Convert the rows from the very first line through the line containing "weather-chart-plot[interactable]: 21.0 20.0", both included, into a JSON list of strings with one string per line and blank lines omitted.
━━ RECORD LIST ━━
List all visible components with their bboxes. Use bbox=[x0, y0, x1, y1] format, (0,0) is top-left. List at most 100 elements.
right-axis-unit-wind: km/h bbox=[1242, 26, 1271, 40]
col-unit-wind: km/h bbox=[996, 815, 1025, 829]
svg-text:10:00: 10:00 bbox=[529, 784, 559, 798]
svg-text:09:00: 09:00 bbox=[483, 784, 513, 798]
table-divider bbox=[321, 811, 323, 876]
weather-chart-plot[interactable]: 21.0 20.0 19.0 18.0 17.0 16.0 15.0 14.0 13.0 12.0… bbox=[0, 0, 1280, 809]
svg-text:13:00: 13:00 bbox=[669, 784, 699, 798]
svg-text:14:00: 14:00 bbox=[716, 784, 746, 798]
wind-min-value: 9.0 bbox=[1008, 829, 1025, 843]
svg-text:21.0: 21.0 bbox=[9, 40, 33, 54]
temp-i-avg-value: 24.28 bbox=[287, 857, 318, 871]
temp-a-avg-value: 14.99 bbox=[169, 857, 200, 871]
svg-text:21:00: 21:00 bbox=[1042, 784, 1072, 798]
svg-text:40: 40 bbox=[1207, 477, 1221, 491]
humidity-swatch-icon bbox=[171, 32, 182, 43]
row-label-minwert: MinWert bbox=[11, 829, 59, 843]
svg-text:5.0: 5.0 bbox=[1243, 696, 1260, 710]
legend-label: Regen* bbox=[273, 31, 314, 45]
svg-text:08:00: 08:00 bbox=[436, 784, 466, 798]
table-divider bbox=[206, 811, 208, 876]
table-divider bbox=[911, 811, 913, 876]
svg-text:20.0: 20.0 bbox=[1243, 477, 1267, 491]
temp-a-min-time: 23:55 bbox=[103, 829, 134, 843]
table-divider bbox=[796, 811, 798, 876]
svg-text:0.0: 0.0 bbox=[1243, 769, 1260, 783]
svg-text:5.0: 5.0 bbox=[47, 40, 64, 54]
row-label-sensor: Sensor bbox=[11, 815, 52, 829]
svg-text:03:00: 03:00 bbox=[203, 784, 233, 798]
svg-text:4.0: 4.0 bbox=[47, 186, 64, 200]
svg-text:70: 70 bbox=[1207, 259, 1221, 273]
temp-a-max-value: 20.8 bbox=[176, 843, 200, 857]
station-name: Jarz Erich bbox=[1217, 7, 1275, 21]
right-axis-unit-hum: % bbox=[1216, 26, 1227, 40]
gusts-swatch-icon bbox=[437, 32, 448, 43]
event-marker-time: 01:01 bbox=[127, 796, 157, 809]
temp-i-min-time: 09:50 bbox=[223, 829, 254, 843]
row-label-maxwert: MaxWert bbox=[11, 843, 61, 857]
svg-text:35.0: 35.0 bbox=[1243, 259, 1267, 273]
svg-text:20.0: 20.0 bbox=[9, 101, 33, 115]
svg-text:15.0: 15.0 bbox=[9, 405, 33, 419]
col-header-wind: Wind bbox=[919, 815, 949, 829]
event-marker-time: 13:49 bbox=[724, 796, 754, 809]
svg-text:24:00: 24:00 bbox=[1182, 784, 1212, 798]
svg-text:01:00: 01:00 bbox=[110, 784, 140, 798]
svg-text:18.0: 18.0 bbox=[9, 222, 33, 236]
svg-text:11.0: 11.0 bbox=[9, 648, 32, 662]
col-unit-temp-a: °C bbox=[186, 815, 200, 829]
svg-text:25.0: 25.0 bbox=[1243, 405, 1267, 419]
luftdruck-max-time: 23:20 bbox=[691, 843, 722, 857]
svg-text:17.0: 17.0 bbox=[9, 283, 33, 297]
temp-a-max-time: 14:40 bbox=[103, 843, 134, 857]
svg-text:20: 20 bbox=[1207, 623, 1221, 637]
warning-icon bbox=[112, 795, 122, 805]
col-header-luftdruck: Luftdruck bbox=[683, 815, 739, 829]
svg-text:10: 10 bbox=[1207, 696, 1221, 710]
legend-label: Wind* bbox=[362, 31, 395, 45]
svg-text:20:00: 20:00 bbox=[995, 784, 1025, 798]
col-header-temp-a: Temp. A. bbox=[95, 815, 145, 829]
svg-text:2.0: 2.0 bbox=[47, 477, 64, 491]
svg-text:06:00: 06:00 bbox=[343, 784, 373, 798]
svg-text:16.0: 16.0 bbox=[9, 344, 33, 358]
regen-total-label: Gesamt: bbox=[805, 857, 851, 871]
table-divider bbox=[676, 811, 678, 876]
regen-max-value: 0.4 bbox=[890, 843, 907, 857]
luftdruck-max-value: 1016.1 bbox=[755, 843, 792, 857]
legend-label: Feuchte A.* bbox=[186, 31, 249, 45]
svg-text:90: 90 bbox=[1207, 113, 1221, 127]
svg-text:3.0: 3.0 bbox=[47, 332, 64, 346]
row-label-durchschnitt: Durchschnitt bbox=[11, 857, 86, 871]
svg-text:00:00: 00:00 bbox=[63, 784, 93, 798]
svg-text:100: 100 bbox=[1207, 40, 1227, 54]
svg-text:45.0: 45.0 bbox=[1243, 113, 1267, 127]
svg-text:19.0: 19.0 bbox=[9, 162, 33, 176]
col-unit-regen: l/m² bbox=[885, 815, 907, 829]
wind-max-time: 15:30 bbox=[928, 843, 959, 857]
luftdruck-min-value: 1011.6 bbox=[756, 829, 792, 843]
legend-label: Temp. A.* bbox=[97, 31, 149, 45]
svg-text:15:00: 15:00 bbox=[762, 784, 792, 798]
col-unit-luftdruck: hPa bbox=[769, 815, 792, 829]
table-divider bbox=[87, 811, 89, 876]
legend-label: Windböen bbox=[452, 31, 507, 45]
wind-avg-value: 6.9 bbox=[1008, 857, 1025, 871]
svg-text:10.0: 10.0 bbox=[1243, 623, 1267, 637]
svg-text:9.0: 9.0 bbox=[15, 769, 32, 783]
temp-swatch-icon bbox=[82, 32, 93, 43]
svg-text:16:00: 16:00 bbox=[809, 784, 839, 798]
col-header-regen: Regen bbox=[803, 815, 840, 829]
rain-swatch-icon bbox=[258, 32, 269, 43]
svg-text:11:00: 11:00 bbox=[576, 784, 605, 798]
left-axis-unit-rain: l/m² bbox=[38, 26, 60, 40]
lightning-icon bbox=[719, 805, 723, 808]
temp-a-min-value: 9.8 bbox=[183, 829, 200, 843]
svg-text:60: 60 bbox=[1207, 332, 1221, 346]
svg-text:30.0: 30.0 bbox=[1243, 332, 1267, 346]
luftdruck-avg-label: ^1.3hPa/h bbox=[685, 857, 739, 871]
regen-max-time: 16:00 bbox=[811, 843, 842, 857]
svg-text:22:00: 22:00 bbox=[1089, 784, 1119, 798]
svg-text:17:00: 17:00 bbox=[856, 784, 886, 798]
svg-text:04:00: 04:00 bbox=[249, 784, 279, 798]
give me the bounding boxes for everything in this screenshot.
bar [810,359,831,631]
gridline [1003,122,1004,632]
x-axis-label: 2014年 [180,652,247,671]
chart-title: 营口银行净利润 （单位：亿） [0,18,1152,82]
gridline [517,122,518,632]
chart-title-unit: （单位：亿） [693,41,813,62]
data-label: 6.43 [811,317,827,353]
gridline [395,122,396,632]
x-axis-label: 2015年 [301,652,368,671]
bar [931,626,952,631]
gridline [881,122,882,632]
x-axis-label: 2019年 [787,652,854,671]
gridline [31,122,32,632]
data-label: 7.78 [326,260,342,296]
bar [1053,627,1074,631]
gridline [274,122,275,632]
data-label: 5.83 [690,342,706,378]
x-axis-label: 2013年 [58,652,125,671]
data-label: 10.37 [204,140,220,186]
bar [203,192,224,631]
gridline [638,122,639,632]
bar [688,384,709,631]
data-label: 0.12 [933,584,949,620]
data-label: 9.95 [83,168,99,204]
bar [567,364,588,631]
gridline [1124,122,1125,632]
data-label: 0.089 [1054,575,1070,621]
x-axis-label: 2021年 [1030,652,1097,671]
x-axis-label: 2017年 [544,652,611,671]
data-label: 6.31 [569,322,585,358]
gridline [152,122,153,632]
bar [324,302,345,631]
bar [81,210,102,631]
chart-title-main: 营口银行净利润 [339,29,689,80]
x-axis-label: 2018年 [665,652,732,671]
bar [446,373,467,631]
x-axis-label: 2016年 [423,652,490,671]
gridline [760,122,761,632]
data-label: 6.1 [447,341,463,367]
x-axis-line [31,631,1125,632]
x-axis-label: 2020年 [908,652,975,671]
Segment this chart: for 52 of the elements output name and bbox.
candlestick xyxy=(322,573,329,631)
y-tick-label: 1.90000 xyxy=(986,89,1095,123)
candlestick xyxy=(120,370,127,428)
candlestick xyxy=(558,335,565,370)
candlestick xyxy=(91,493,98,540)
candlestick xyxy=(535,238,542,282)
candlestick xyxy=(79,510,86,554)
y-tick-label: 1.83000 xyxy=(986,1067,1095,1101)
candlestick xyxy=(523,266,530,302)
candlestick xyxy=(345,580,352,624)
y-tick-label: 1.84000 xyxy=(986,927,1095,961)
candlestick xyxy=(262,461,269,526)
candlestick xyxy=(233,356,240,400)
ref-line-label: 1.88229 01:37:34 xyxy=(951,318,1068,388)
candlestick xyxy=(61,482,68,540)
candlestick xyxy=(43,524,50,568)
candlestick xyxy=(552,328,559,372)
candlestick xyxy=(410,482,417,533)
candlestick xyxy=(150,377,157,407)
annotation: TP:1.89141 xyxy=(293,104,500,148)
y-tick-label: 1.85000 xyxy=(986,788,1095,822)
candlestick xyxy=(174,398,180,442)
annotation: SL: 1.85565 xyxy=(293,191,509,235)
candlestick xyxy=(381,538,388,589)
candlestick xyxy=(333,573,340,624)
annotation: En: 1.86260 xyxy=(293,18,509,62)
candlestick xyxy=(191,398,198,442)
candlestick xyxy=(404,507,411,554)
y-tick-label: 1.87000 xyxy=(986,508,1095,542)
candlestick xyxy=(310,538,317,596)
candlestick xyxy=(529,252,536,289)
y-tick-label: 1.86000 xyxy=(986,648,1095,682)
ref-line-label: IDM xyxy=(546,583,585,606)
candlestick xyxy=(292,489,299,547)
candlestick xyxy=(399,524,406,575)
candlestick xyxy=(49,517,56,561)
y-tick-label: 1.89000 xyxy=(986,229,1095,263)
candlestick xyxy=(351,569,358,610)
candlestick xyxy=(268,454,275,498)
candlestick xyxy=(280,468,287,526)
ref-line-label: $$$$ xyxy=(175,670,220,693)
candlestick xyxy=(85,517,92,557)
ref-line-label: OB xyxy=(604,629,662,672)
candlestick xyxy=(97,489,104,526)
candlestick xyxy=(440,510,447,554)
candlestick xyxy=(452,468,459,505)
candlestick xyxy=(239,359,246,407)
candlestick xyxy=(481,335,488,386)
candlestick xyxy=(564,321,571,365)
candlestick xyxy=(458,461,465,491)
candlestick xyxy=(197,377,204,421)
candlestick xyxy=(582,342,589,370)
━━━
RESULT OF THE EXERCISE ▸
[
  "List all visible components with their bboxes. Use bbox=[x0, y0, x1, y1] format, (0,0) is top-left. List at most 100 elements.",
  "right-axis-unit-wind: km/h bbox=[1242, 26, 1271, 40]",
  "col-unit-wind: km/h bbox=[996, 815, 1025, 829]",
  "svg-text:10:00: 10:00 bbox=[529, 784, 559, 798]",
  "svg-text:09:00: 09:00 bbox=[483, 784, 513, 798]",
  "table-divider bbox=[321, 811, 323, 876]",
  "weather-chart-plot[interactable]: 21.0 20.0 19.0 18.0 17.0 16.0 15.0 14.0 13.0 12.0… bbox=[0, 0, 1280, 809]"
]